═════ THE DATA ═════

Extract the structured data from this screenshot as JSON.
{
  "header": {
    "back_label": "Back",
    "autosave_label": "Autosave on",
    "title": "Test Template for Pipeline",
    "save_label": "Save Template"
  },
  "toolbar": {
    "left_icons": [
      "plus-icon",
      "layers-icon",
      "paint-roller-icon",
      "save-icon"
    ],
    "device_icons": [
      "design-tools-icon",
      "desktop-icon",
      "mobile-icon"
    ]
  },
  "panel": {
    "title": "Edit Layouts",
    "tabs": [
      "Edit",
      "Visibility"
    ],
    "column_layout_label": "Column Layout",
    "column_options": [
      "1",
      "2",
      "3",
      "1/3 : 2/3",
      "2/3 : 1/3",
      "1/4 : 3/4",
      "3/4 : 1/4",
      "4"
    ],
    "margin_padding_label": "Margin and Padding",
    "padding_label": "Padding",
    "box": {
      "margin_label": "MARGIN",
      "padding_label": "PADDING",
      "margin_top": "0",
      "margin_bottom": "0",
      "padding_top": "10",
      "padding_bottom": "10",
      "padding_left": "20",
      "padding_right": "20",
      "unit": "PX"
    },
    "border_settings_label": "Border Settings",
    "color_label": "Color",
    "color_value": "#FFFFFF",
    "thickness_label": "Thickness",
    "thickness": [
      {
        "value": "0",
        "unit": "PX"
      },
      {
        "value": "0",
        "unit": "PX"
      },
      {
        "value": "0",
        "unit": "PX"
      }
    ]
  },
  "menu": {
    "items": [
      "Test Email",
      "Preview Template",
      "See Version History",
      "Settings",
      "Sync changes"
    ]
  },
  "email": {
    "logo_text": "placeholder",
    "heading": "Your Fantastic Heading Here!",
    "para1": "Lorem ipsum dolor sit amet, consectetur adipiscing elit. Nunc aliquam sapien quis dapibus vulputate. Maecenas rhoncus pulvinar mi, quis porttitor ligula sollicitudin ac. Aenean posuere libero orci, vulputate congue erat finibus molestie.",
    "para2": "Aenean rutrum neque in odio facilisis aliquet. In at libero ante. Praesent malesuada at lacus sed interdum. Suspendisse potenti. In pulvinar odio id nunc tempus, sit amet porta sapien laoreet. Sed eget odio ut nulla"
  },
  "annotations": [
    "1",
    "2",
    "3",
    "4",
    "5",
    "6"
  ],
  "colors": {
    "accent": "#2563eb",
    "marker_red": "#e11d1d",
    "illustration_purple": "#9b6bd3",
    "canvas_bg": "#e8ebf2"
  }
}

═════

REQUIRED TASK -> Lines from the records above that hold "Test" are the ones to list.

FULL ANSWER ->
    "title": "Test Template for Pipeline",
      "Test Email",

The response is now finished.